Collect every line in the records below that contains the word "bold".

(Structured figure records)
**********

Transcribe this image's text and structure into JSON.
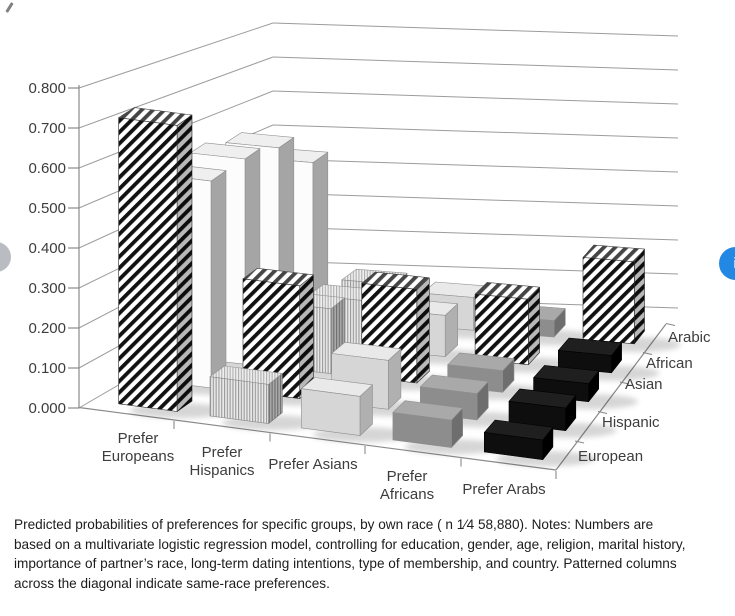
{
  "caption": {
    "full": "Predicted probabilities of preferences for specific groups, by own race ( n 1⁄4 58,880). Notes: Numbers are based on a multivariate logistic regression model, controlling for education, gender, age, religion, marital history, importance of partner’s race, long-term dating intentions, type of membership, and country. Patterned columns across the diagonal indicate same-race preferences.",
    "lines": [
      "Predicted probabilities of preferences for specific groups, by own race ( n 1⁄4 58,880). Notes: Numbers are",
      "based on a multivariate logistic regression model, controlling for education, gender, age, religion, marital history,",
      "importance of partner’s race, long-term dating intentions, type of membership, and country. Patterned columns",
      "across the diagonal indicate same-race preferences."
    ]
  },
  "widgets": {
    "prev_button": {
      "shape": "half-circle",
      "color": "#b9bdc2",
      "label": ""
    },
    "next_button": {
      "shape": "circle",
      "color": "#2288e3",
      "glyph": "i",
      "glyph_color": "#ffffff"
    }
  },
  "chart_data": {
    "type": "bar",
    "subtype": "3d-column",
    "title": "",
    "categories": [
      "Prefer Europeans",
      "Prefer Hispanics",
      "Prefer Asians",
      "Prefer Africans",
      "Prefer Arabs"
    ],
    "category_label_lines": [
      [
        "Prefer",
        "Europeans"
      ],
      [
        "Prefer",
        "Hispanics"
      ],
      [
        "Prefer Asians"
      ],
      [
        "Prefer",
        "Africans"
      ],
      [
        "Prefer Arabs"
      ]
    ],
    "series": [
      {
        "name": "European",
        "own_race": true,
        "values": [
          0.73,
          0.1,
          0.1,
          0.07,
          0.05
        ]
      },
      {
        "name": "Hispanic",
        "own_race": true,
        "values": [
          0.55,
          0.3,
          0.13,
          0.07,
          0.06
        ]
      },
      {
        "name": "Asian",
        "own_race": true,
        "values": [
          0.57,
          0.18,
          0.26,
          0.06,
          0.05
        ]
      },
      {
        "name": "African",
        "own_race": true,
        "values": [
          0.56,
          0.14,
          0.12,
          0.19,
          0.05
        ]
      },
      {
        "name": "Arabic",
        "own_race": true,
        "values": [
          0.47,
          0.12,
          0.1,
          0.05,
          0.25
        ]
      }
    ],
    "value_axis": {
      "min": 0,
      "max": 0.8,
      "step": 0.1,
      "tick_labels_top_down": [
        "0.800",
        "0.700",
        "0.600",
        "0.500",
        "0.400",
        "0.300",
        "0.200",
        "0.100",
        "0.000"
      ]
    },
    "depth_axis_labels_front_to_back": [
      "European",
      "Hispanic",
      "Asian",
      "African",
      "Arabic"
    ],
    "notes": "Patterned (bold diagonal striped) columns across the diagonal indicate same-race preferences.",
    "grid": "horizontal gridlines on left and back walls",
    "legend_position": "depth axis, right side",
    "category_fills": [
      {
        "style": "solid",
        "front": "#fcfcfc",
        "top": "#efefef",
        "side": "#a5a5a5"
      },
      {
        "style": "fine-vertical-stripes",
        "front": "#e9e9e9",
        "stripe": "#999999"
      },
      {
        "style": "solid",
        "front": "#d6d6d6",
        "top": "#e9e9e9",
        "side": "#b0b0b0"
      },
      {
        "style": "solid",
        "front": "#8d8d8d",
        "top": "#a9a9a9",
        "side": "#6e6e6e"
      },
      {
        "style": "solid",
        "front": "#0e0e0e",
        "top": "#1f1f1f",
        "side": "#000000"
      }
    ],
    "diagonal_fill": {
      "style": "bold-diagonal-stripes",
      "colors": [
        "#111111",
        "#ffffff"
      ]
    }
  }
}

**********

> **Correct response**:
    "notes": "Patterned (bold diagonal striped) columns across the diagonal indicate same-race preferences.",
      "style": "bold-diagonal-stripes",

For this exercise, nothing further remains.